▶ Entries shown

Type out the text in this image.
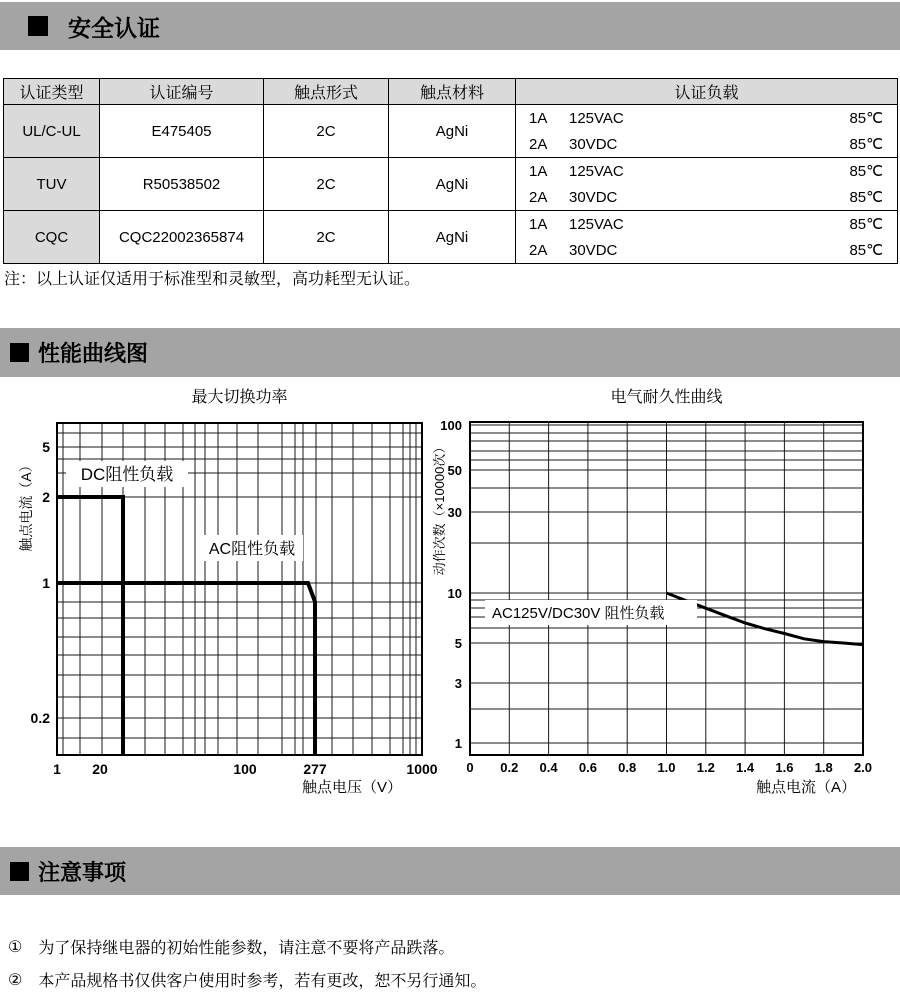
安全认证
认证类型	认证编号	触点形式	触点材料	认证负载
UL/C-UL	E475405	2C	AgNi	
1A	125VAC	85℃
2A	30VDC	85℃

TUV	R50538502	2C	AgNi	
1A	125VAC	85℃
2A	30VDC	85℃

CQC	CQC22002365874	2C	AgNi	
1A	125VAC	85℃
2A	30VDC	85℃
注：以上认证仅适用于标准型和灵敏型，高功耗型无认证。
性能曲线图
最大切换功率	电气耐久性曲线
DC阻性负载
AC阻性负载
1 20	100	277	1000
5
2
1
0.2
触点电压（V）
触点电流（A）
AC125V/DC30V 阻性负载
0 0.2 0.4 0.6 0.8 1.0 1.2 1.4 1.6 1.8 2.0
100
50
30
10
5
3
1
触点电流（A）
动作次数（×10000次）
注意事项
① 为了保持继电器的初始性能参数，请注意不要将产品跌落。
② 本产品规格书仅供客户使用时参考，若有更改，恕不另行通知。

▶ Short exercise
Gather all the lines that include the word "AgNi" and copy them out.

▶ The output
UL/C-UL	E475405	2C	AgNi	
TUV	R50538502	2C	AgNi	
CQC	CQC22002365874	2C	AgNi	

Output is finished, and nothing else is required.